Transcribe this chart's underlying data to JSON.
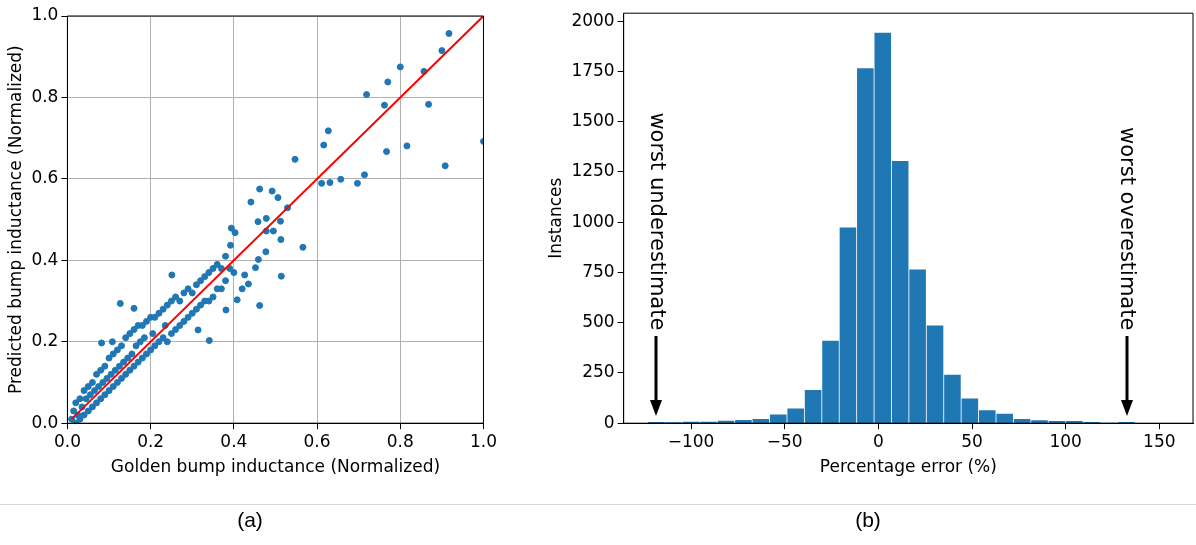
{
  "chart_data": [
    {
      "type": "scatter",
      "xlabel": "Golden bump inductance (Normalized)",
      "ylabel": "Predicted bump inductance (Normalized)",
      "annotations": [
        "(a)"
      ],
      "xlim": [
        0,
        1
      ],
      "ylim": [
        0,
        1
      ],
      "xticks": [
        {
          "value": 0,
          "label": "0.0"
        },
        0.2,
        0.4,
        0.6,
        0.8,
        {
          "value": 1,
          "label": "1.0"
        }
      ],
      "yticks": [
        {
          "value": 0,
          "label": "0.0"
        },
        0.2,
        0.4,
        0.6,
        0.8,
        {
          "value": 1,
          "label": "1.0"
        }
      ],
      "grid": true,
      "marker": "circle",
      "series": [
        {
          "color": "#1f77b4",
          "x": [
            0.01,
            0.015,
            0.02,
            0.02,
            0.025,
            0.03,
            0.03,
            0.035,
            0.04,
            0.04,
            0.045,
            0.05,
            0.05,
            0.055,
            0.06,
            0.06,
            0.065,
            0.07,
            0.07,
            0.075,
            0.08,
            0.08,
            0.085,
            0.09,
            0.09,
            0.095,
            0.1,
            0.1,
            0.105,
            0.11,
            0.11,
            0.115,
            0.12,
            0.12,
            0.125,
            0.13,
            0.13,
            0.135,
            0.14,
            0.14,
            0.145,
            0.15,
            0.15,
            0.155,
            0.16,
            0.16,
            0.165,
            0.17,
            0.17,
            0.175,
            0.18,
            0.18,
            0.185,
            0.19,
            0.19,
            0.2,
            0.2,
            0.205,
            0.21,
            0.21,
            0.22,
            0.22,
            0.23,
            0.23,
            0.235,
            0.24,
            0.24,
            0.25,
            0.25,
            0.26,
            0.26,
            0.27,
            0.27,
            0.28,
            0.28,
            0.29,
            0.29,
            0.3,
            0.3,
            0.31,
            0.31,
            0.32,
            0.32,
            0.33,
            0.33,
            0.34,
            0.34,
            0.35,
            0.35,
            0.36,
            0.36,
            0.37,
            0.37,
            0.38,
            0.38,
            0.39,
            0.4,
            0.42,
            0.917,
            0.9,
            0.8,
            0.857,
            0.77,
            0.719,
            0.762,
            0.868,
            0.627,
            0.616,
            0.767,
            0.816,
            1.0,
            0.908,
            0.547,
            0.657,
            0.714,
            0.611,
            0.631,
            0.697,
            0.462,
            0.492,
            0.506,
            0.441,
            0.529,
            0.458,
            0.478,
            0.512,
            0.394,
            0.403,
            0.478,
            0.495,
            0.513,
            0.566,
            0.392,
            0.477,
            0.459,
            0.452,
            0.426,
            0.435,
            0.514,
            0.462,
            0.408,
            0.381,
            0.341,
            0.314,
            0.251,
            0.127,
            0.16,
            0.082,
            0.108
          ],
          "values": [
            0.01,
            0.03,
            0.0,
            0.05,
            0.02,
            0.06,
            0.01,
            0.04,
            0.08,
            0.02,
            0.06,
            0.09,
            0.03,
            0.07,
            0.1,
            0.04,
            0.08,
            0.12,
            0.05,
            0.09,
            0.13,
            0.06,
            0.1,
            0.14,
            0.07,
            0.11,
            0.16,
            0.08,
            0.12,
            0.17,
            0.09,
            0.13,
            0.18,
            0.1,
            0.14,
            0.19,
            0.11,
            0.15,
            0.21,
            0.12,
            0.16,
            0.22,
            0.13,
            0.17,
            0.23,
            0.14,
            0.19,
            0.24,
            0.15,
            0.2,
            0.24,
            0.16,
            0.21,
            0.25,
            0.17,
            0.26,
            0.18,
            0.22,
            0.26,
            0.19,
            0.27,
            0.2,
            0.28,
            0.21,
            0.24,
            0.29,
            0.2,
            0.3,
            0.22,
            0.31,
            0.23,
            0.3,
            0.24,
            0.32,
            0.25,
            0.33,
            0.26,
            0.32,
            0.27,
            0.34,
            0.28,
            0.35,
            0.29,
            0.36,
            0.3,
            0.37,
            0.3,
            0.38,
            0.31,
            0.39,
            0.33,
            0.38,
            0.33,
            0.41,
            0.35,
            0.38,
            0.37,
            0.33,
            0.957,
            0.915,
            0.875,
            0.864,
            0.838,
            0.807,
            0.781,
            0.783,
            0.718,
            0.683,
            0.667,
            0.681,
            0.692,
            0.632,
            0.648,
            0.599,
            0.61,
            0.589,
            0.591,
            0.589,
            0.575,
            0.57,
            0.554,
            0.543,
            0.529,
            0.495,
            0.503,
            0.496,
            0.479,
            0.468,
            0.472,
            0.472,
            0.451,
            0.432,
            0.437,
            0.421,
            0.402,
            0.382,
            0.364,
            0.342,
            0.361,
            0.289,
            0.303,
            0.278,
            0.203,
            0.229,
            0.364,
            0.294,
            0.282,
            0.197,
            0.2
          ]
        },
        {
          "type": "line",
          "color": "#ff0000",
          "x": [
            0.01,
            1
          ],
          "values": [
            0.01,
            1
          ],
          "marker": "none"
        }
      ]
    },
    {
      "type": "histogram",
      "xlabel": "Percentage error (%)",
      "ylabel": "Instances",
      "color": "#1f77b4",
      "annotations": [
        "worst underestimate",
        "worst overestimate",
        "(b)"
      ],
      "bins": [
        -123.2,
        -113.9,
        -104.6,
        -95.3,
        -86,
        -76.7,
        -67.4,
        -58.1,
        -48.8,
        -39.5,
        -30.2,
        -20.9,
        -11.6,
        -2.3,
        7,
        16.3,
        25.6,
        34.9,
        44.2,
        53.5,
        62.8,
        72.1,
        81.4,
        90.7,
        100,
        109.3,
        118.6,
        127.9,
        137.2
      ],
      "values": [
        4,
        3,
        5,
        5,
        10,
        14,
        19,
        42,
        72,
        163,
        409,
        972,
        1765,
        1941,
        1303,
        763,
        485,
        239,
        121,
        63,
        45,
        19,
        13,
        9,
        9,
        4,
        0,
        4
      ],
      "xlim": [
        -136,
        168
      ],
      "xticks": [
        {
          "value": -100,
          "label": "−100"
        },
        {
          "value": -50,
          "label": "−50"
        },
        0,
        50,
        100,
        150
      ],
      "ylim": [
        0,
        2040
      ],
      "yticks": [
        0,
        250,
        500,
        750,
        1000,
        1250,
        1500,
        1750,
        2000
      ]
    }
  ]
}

## PROBLEM DETAILS:
Search the data above for lines holding "inductance" and copy each of them.

## CORRECT ANSWER:
      "xlabel": "Golden bump inductance (Normalized)",
      "ylabel": "Predicted bump inductance (Normalized)",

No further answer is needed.